===== Data listing =====
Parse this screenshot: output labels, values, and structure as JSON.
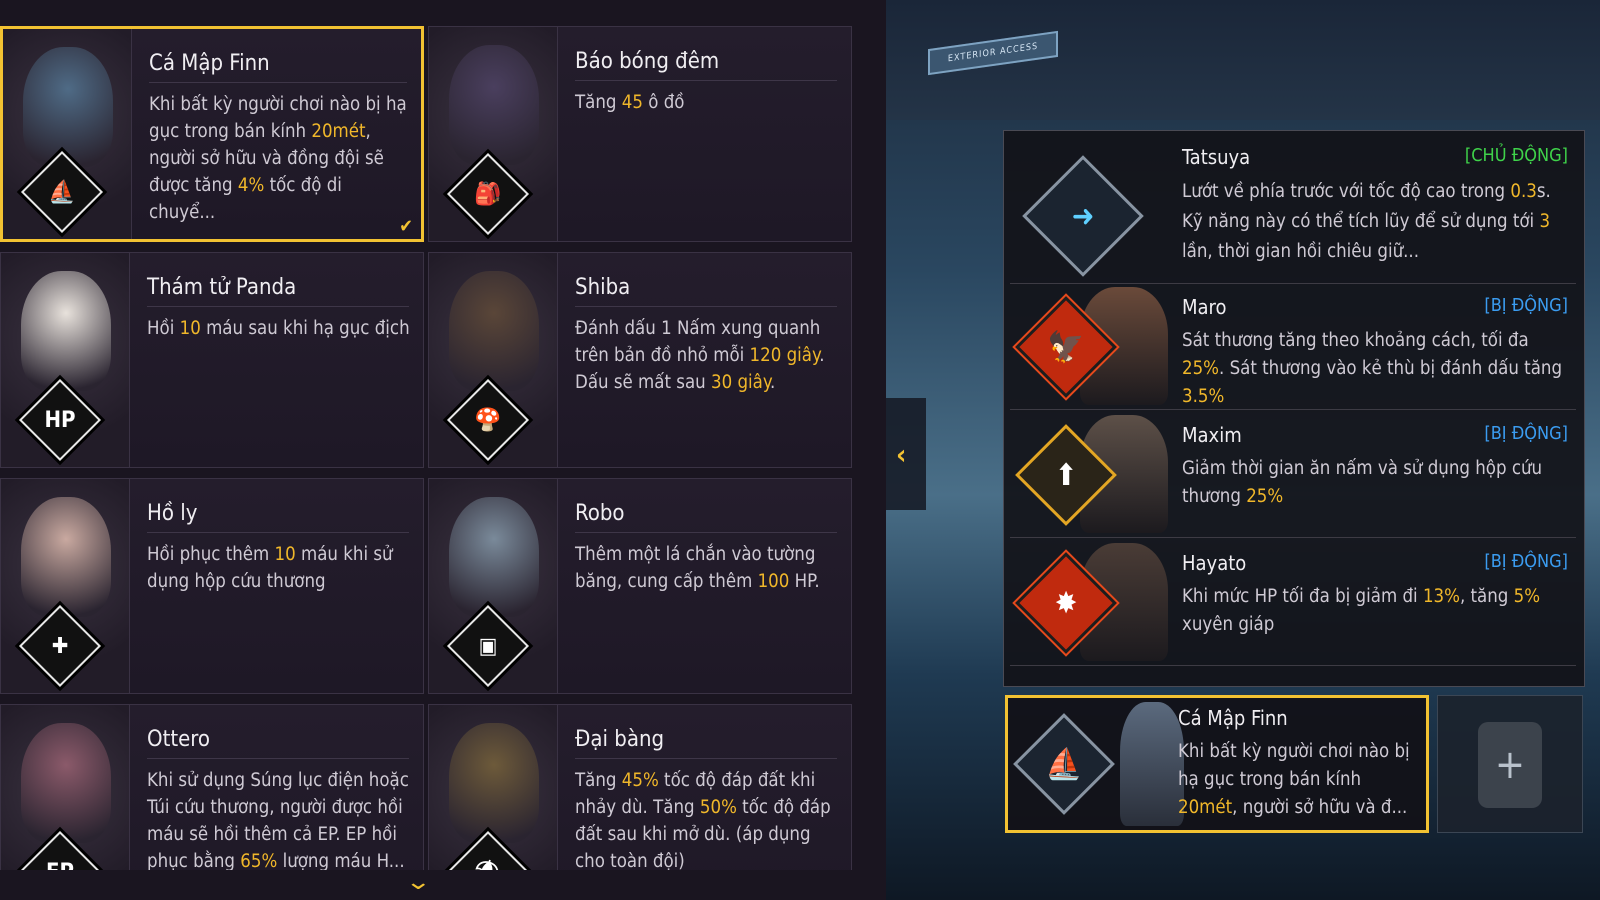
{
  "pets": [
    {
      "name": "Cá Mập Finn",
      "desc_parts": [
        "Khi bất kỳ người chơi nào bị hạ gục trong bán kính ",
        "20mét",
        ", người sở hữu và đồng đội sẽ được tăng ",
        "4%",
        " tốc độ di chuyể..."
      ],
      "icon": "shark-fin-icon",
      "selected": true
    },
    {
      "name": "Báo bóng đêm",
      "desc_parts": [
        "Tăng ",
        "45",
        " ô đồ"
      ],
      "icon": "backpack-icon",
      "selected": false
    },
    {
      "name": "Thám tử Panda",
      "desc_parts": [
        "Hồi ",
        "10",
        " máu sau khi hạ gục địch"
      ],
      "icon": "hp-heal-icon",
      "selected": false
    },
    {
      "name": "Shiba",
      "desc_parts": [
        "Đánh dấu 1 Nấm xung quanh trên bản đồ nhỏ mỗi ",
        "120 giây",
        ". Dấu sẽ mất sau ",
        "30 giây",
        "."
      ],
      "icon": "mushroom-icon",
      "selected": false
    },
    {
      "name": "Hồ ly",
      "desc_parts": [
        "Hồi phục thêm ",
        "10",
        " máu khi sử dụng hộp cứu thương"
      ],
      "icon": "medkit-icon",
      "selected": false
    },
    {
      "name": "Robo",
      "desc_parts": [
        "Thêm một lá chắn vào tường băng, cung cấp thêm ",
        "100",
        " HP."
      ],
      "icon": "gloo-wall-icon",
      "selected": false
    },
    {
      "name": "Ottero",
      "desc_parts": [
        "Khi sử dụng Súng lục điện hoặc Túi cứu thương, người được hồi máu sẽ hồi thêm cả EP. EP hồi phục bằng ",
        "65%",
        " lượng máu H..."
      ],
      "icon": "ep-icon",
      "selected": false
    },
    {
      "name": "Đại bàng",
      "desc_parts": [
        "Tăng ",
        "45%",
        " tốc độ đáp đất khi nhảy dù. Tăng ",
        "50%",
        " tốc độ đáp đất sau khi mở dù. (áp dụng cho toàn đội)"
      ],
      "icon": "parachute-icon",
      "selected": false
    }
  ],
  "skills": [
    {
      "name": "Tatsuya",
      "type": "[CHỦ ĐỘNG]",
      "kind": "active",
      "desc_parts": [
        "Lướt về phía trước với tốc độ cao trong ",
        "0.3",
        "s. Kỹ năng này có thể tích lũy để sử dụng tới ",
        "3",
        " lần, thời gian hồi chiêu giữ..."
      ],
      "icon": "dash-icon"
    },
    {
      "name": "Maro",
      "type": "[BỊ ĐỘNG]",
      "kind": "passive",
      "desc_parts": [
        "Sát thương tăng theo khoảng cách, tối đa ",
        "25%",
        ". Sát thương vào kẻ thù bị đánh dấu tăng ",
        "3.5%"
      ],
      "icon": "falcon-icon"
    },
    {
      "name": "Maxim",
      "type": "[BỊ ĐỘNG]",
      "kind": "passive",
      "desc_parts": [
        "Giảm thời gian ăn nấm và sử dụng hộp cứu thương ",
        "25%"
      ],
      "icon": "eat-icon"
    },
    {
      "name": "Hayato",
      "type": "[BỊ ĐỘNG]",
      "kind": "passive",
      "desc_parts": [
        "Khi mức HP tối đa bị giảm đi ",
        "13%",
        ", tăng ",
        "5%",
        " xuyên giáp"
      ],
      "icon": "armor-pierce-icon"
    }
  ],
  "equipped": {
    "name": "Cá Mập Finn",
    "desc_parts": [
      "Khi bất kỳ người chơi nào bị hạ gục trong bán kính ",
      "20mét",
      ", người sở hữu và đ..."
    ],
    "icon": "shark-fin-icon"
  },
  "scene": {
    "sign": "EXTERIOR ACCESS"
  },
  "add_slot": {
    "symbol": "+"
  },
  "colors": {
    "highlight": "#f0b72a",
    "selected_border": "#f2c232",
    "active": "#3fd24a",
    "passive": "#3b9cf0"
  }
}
=====
__Written problem__.
Show every line of the records above that contains the word "trong".

__Result for this exercise__.
        "Khi bất kỳ người chơi nào bị hạ gục trong bán kính ",
        "Lướt về phía trước với tốc độ cao trong ",
      "Khi bất kỳ người chơi nào bị hạ gục trong bán kính ",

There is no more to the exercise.